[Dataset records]

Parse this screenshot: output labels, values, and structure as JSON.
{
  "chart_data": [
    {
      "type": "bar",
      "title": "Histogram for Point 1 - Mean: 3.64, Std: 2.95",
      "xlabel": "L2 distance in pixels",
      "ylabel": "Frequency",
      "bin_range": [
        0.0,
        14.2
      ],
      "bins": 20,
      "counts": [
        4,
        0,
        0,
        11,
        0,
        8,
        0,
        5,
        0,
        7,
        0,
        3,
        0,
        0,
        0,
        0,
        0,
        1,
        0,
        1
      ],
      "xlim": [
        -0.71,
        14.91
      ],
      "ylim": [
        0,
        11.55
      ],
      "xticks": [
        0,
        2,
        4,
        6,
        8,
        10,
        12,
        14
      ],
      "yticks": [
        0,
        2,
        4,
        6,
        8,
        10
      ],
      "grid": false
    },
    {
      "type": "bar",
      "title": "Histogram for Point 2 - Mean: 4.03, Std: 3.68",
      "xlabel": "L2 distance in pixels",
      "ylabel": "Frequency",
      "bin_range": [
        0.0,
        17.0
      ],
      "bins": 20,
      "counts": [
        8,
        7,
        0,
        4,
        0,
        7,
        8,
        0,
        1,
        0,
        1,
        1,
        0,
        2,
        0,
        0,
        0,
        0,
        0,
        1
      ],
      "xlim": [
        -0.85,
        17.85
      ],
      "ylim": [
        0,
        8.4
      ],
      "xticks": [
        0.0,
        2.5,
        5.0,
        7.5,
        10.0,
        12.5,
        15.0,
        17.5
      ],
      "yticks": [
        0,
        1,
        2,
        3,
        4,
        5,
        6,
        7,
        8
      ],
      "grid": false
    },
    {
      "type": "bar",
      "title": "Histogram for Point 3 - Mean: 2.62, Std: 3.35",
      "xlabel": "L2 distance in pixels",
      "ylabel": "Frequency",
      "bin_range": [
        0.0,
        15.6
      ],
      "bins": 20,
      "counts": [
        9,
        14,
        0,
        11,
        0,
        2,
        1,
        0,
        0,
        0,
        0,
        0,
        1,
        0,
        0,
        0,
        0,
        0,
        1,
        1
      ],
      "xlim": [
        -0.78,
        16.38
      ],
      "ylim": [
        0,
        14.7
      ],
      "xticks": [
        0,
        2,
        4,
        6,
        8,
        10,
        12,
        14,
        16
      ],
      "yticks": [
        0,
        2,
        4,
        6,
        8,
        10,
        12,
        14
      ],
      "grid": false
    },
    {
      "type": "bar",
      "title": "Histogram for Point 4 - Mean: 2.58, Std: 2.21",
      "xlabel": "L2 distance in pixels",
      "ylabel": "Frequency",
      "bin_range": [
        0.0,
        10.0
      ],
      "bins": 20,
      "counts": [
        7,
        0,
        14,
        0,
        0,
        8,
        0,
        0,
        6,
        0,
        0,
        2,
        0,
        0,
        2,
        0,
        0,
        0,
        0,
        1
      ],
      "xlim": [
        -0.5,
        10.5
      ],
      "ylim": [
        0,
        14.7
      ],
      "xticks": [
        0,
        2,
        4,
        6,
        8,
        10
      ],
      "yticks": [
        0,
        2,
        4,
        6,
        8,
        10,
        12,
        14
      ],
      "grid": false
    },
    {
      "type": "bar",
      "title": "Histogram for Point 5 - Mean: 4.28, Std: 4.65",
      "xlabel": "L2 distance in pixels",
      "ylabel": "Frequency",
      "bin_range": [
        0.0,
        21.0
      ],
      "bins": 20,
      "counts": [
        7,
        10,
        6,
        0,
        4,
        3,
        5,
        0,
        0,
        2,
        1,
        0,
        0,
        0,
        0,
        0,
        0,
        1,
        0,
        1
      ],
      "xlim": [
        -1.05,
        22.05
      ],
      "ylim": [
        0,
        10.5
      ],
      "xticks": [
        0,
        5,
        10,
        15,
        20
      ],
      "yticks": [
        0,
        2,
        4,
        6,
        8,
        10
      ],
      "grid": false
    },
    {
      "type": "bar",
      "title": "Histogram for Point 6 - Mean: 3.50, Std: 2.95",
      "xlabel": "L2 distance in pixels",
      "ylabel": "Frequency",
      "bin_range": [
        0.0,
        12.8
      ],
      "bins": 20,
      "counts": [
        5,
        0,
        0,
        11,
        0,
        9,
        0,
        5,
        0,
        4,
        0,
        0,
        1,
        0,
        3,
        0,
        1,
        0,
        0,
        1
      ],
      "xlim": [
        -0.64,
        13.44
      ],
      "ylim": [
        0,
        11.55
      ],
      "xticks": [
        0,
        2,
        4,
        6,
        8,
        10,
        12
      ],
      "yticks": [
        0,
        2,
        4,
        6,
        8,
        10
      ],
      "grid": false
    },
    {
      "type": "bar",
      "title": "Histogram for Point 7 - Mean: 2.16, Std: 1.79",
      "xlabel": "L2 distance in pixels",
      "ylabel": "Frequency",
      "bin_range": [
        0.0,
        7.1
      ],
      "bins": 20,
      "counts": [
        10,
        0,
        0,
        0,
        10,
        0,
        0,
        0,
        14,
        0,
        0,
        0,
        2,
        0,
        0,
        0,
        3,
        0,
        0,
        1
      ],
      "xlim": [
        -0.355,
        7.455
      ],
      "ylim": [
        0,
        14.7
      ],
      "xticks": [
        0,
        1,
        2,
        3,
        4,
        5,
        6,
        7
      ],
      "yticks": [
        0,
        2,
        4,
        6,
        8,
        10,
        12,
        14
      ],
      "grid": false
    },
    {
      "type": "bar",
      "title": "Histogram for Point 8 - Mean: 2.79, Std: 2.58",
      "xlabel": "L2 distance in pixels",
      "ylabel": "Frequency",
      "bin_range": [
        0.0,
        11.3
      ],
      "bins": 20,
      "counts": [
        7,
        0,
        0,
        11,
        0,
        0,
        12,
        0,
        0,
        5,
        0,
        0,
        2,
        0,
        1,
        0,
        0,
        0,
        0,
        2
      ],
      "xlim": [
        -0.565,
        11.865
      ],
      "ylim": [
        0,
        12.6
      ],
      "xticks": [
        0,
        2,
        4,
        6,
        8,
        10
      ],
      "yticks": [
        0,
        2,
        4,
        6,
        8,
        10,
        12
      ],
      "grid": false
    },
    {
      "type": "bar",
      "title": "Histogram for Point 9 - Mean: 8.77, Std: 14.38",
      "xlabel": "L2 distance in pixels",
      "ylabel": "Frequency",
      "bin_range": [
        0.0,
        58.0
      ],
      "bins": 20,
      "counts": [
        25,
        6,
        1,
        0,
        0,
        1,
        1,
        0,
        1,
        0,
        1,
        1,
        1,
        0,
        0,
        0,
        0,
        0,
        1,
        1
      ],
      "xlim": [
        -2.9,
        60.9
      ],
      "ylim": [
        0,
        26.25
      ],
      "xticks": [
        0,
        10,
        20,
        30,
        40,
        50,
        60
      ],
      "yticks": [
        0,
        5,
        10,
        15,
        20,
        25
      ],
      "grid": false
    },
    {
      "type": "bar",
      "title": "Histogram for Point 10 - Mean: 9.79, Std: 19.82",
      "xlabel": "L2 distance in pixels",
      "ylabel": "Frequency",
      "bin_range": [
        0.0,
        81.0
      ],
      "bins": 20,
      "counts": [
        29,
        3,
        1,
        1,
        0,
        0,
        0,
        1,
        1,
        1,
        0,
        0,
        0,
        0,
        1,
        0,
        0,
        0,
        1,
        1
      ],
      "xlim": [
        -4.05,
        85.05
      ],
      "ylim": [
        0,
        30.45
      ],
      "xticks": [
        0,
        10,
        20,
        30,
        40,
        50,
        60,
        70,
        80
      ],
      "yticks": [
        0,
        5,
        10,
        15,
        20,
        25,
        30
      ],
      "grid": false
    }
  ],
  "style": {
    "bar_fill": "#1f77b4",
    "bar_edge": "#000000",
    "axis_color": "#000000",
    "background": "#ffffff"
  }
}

*Written task*
Print out every record again, exactly and in full.

*In response*
Parse this screenshot: output labels, values, and structure as JSON.
{
  "chart_data": [
    {
      "type": "bar",
      "title": "Histogram for Point 1 - Mean: 3.64, Std: 2.95",
      "xlabel": "L2 distance in pixels",
      "ylabel": "Frequency",
      "bin_range": [
        0.0,
        14.2
      ],
      "bins": 20,
      "counts": [
        4,
        0,
        0,
        11,
        0,
        8,
        0,
        5,
        0,
        7,
        0,
        3,
        0,
        0,
        0,
        0,
        0,
        1,
        0,
        1
      ],
      "xlim": [
        -0.71,
        14.91
      ],
      "ylim": [
        0,
        11.55
      ],
      "xticks": [
        0,
        2,
        4,
        6,
        8,
        10,
        12,
        14
      ],
      "yticks": [
        0,
        2,
        4,
        6,
        8,
        10
      ],
      "grid": false
    },
    {
      "type": "bar",
      "title": "Histogram for Point 2 - Mean: 4.03, Std: 3.68",
      "xlabel": "L2 distance in pixels",
      "ylabel": "Frequency",
      "bin_range": [
        0.0,
        17.0
      ],
      "bins": 20,
      "counts": [
        8,
        7,
        0,
        4,
        0,
        7,
        8,
        0,
        1,
        0,
        1,
        1,
        0,
        2,
        0,
        0,
        0,
        0,
        0,
        1
      ],
      "xlim": [
        -0.85,
        17.85
      ],
      "ylim": [
        0,
        8.4
      ],
      "xticks": [
        0.0,
        2.5,
        5.0,
        7.5,
        10.0,
        12.5,
        15.0,
        17.5
      ],
      "yticks": [
        0,
        1,
        2,
        3,
        4,
        5,
        6,
        7,
        8
      ],
      "grid": false
    },
    {
      "type": "bar",
      "title": "Histogram for Point 3 - Mean: 2.62, Std: 3.35",
      "xlabel": "L2 distance in pixels",
      "ylabel": "Frequency",
      "bin_range": [
        0.0,
        15.6
      ],
      "bins": 20,
      "counts": [
        9,
        14,
        0,
        11,
        0,
        2,
        1,
        0,
        0,
        0,
        0,
        0,
        1,
        0,
        0,
        0,
        0,
        0,
        1,
        1
      ],
      "xlim": [
        -0.78,
        16.38
      ],
      "ylim": [
        0,
        14.7
      ],
      "xticks": [
        0,
        2,
        4,
        6,
        8,
        10,
        12,
        14,
        16
      ],
      "yticks": [
        0,
        2,
        4,
        6,
        8,
        10,
        12,
        14
      ],
      "grid": false
    },
    {
      "type": "bar",
      "title": "Histogram for Point 4 - Mean: 2.58, Std: 2.21",
      "xlabel": "L2 distance in pixels",
      "ylabel": "Frequency",
      "bin_range": [
        0.0,
        10.0
      ],
      "bins": 20,
      "counts": [
        7,
        0,
        14,
        0,
        0,
        8,
        0,
        0,
        6,
        0,
        0,
        2,
        0,
        0,
        2,
        0,
        0,
        0,
        0,
        1
      ],
      "xlim": [
        -0.5,
        10.5
      ],
      "ylim": [
        0,
        14.7
      ],
      "xticks": [
        0,
        2,
        4,
        6,
        8,
        10
      ],
      "yticks": [
        0,
        2,
        4,
        6,
        8,
        10,
        12,
        14
      ],
      "grid": false
    },
    {
      "type": "bar",
      "title": "Histogram for Point 5 - Mean: 4.28, Std: 4.65",
      "xlabel": "L2 distance in pixels",
      "ylabel": "Frequency",
      "bin_range": [
        0.0,
        21.0
      ],
      "bins": 20,
      "counts": [
        7,
        10,
        6,
        0,
        4,
        3,
        5,
        0,
        0,
        2,
        1,
        0,
        0,
        0,
        0,
        0,
        0,
        1,
        0,
        1
      ],
      "xlim": [
        -1.05,
        22.05
      ],
      "ylim": [
        0,
        10.5
      ],
      "xticks": [
        0,
        5,
        10,
        15,
        20
      ],
      "yticks": [
        0,
        2,
        4,
        6,
        8,
        10
      ],
      "grid": false
    },
    {
      "type": "bar",
      "title": "Histogram for Point 6 - Mean: 3.50, Std: 2.95",
      "xlabel": "L2 distance in pixels",
      "ylabel": "Frequency",
      "bin_range": [
        0.0,
        12.8
      ],
      "bins": 20,
      "counts": [
        5,
        0,
        0,
        11,
        0,
        9,
        0,
        5,
        0,
        4,
        0,
        0,
        1,
        0,
        3,
        0,
        1,
        0,
        0,
        1
      ],
      "xlim": [
        -0.64,
        13.44
      ],
      "ylim": [
        0,
        11.55
      ],
      "xticks": [
        0,
        2,
        4,
        6,
        8,
        10,
        12
      ],
      "yticks": [
        0,
        2,
        4,
        6,
        8,
        10
      ],
      "grid": false
    },
    {
      "type": "bar",
      "title": "Histogram for Point 7 - Mean: 2.16, Std: 1.79",
      "xlabel": "L2 distance in pixels",
      "ylabel": "Frequency",
      "bin_range": [
        0.0,
        7.1
      ],
      "bins": 20,
      "counts": [
        10,
        0,
        0,
        0,
        10,
        0,
        0,
        0,
        14,
        0,
        0,
        0,
        2,
        0,
        0,
        0,
        3,
        0,
        0,
        1
      ],
      "xlim": [
        -0.355,
        7.455
      ],
      "ylim": [
        0,
        14.7
      ],
      "xticks": [
        0,
        1,
        2,
        3,
        4,
        5,
        6,
        7
      ],
      "yticks": [
        0,
        2,
        4,
        6,
        8,
        10,
        12,
        14
      ],
      "grid": false
    },
    {
      "type": "bar",
      "title": "Histogram for Point 8 - Mean: 2.79, Std: 2.58",
      "xlabel": "L2 distance in pixels",
      "ylabel": "Frequency",
      "bin_range": [
        0.0,
        11.3
      ],
      "bins": 20,
      "counts": [
        7,
        0,
        0,
        11,
        0,
        0,
        12,
        0,
        0,
        5,
        0,
        0,
        2,
        0,
        1,
        0,
        0,
        0,
        0,
        2
      ],
      "xlim": [
        -0.565,
        11.865
      ],
      "ylim": [
        0,
        12.6
      ],
      "xticks": [
        0,
        2,
        4,
        6,
        8,
        10
      ],
      "yticks": [
        0,
        2,
        4,
        6,
        8,
        10,
        12
      ],
      "grid": false
    },
    {
      "type": "bar",
      "title": "Histogram for Point 9 - Mean: 8.77, Std: 14.38",
      "xlabel": "L2 distance in pixels",
      "ylabel": "Frequency",
      "bin_range": [
        0.0,
        58.0
      ],
      "bins": 20,
      "counts": [
        25,
        6,
        1,
        0,
        0,
        1,
        1,
        0,
        1,
        0,
        1,
        1,
        1,
        0,
        0,
        0,
        0,
        0,
        1,
        1
      ],
      "xlim": [
        -2.9,
        60.9
      ],
      "ylim": [
        0,
        26.25
      ],
      "xticks": [
        0,
        10,
        20,
        30,
        40,
        50,
        60
      ],
      "yticks": [
        0,
        5,
        10,
        15,
        20,
        25
      ],
      "grid": false
    },
    {
      "type": "bar",
      "title": "Histogram for Point 10 - Mean: 9.79, Std: 19.82",
      "xlabel": "L2 distance in pixels",
      "ylabel": "Frequency",
      "bin_range": [
        0.0,
        81.0
      ],
      "bins": 20,
      "counts": [
        29,
        3,
        1,
        1,
        0,
        0,
        0,
        1,
        1,
        1,
        0,
        0,
        0,
        0,
        1,
        0,
        0,
        0,
        1,
        1
      ],
      "xlim": [
        -4.05,
        85.05
      ],
      "ylim": [
        0,
        30.45
      ],
      "xticks": [
        0,
        10,
        20,
        30,
        40,
        50,
        60,
        70,
        80
      ],
      "yticks": [
        0,
        5,
        10,
        15,
        20,
        25,
        30
      ],
      "grid": false
    }
  ],
  "style": {
    "bar_fill": "#1f77b4",
    "bar_edge": "#000000",
    "axis_color": "#000000",
    "background": "#ffffff"
  }
}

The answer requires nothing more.